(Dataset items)
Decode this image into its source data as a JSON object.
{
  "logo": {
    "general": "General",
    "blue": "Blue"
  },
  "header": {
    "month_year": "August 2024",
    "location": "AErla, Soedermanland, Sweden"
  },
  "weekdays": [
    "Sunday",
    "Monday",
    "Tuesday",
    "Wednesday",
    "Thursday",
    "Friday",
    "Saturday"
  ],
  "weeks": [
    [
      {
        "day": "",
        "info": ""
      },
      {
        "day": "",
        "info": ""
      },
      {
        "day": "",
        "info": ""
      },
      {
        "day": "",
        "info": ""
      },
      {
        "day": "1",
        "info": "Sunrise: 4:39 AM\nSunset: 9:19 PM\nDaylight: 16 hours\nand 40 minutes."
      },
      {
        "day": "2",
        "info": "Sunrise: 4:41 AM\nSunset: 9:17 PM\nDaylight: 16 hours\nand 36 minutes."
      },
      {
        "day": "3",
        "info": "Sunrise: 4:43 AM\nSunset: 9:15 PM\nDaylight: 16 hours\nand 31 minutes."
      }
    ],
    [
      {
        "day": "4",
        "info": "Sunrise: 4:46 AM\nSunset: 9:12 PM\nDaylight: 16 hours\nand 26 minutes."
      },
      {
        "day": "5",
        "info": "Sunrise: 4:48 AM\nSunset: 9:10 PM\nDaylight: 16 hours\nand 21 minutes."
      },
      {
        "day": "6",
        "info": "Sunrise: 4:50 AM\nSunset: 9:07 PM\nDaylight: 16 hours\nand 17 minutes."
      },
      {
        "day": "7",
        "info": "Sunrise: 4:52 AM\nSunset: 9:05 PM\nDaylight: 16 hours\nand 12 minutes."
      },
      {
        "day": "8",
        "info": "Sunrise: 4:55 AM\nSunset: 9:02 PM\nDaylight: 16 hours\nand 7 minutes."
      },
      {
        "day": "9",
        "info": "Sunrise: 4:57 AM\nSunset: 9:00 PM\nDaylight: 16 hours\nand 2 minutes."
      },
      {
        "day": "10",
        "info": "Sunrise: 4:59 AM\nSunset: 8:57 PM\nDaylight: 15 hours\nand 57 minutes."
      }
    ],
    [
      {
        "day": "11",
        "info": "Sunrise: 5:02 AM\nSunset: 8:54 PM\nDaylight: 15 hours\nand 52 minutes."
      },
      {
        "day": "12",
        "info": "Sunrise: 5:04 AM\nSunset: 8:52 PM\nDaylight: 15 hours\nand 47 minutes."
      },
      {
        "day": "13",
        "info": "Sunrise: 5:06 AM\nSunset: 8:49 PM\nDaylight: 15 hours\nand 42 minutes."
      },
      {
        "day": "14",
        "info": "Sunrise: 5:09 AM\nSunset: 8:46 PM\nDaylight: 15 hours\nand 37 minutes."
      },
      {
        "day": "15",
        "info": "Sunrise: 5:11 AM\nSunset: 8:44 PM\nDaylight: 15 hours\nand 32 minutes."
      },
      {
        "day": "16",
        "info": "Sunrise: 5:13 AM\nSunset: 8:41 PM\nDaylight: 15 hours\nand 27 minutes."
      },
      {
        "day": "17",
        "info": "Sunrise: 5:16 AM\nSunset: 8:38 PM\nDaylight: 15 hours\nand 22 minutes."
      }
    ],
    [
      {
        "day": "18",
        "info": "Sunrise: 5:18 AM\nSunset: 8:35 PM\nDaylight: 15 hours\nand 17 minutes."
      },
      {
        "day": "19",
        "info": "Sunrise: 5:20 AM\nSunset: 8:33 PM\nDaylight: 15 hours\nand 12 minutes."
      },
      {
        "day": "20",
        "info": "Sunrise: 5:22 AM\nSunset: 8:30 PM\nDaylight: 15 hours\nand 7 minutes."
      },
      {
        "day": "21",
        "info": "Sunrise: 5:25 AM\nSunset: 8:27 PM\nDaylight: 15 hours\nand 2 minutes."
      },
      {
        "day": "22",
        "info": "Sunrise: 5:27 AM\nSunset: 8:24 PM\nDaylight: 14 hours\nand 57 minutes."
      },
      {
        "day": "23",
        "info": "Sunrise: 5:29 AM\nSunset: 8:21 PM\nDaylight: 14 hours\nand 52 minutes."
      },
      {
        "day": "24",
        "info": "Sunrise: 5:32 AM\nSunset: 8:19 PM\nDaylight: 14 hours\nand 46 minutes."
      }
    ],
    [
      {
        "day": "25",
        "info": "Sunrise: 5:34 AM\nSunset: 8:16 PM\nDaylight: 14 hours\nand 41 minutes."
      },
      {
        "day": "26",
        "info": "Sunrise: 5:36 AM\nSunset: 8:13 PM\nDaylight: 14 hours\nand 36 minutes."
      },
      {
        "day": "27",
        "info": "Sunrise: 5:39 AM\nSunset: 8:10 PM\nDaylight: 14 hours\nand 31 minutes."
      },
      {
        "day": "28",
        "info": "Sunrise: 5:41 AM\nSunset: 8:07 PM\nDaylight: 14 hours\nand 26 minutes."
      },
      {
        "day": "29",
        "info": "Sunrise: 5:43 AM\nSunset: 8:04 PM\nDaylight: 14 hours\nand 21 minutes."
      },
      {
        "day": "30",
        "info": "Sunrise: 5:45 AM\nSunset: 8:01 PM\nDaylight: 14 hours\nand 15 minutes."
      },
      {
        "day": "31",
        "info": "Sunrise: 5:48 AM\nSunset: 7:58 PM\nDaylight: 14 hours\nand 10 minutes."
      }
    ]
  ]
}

[WHAT IS REQUIRED] Extract each record, keeping it identical to the original.

[THE RESULT]
Decode this image into its source data as a JSON object.
{
  "logo": {
    "general": "General",
    "blue": "Blue"
  },
  "header": {
    "month_year": "August 2024",
    "location": "AErla, Soedermanland, Sweden"
  },
  "weekdays": [
    "Sunday",
    "Monday",
    "Tuesday",
    "Wednesday",
    "Thursday",
    "Friday",
    "Saturday"
  ],
  "weeks": [
    [
      {
        "day": "",
        "info": ""
      },
      {
        "day": "",
        "info": ""
      },
      {
        "day": "",
        "info": ""
      },
      {
        "day": "",
        "info": ""
      },
      {
        "day": "1",
        "info": "Sunrise: 4:39 AM\nSunset: 9:19 PM\nDaylight: 16 hours\nand 40 minutes."
      },
      {
        "day": "2",
        "info": "Sunrise: 4:41 AM\nSunset: 9:17 PM\nDaylight: 16 hours\nand 36 minutes."
      },
      {
        "day": "3",
        "info": "Sunrise: 4:43 AM\nSunset: 9:15 PM\nDaylight: 16 hours\nand 31 minutes."
      }
    ],
    [
      {
        "day": "4",
        "info": "Sunrise: 4:46 AM\nSunset: 9:12 PM\nDaylight: 16 hours\nand 26 minutes."
      },
      {
        "day": "5",
        "info": "Sunrise: 4:48 AM\nSunset: 9:10 PM\nDaylight: 16 hours\nand 21 minutes."
      },
      {
        "day": "6",
        "info": "Sunrise: 4:50 AM\nSunset: 9:07 PM\nDaylight: 16 hours\nand 17 minutes."
      },
      {
        "day": "7",
        "info": "Sunrise: 4:52 AM\nSunset: 9:05 PM\nDaylight: 16 hours\nand 12 minutes."
      },
      {
        "day": "8",
        "info": "Sunrise: 4:55 AM\nSunset: 9:02 PM\nDaylight: 16 hours\nand 7 minutes."
      },
      {
        "day": "9",
        "info": "Sunrise: 4:57 AM\nSunset: 9:00 PM\nDaylight: 16 hours\nand 2 minutes."
      },
      {
        "day": "10",
        "info": "Sunrise: 4:59 AM\nSunset: 8:57 PM\nDaylight: 15 hours\nand 57 minutes."
      }
    ],
    [
      {
        "day": "11",
        "info": "Sunrise: 5:02 AM\nSunset: 8:54 PM\nDaylight: 15 hours\nand 52 minutes."
      },
      {
        "day": "12",
        "info": "Sunrise: 5:04 AM\nSunset: 8:52 PM\nDaylight: 15 hours\nand 47 minutes."
      },
      {
        "day": "13",
        "info": "Sunrise: 5:06 AM\nSunset: 8:49 PM\nDaylight: 15 hours\nand 42 minutes."
      },
      {
        "day": "14",
        "info": "Sunrise: 5:09 AM\nSunset: 8:46 PM\nDaylight: 15 hours\nand 37 minutes."
      },
      {
        "day": "15",
        "info": "Sunrise: 5:11 AM\nSunset: 8:44 PM\nDaylight: 15 hours\nand 32 minutes."
      },
      {
        "day": "16",
        "info": "Sunrise: 5:13 AM\nSunset: 8:41 PM\nDaylight: 15 hours\nand 27 minutes."
      },
      {
        "day": "17",
        "info": "Sunrise: 5:16 AM\nSunset: 8:38 PM\nDaylight: 15 hours\nand 22 minutes."
      }
    ],
    [
      {
        "day": "18",
        "info": "Sunrise: 5:18 AM\nSunset: 8:35 PM\nDaylight: 15 hours\nand 17 minutes."
      },
      {
        "day": "19",
        "info": "Sunrise: 5:20 AM\nSunset: 8:33 PM\nDaylight: 15 hours\nand 12 minutes."
      },
      {
        "day": "20",
        "info": "Sunrise: 5:22 AM\nSunset: 8:30 PM\nDaylight: 15 hours\nand 7 minutes."
      },
      {
        "day": "21",
        "info": "Sunrise: 5:25 AM\nSunset: 8:27 PM\nDaylight: 15 hours\nand 2 minutes."
      },
      {
        "day": "22",
        "info": "Sunrise: 5:27 AM\nSunset: 8:24 PM\nDaylight: 14 hours\nand 57 minutes."
      },
      {
        "day": "23",
        "info": "Sunrise: 5:29 AM\nSunset: 8:21 PM\nDaylight: 14 hours\nand 52 minutes."
      },
      {
        "day": "24",
        "info": "Sunrise: 5:32 AM\nSunset: 8:19 PM\nDaylight: 14 hours\nand 46 minutes."
      }
    ],
    [
      {
        "day": "25",
        "info": "Sunrise: 5:34 AM\nSunset: 8:16 PM\nDaylight: 14 hours\nand 41 minutes."
      },
      {
        "day": "26",
        "info": "Sunrise: 5:36 AM\nSunset: 8:13 PM\nDaylight: 14 hours\nand 36 minutes."
      },
      {
        "day": "27",
        "info": "Sunrise: 5:39 AM\nSunset: 8:10 PM\nDaylight: 14 hours\nand 31 minutes."
      },
      {
        "day": "28",
        "info": "Sunrise: 5:41 AM\nSunset: 8:07 PM\nDaylight: 14 hours\nand 26 minutes."
      },
      {
        "day": "29",
        "info": "Sunrise: 5:43 AM\nSunset: 8:04 PM\nDaylight: 14 hours\nand 21 minutes."
      },
      {
        "day": "30",
        "info": "Sunrise: 5:45 AM\nSunset: 8:01 PM\nDaylight: 14 hours\nand 15 minutes."
      },
      {
        "day": "31",
        "info": "Sunrise: 5:48 AM\nSunset: 7:58 PM\nDaylight: 14 hours\nand 10 minutes."
      }
    ]
  ]
}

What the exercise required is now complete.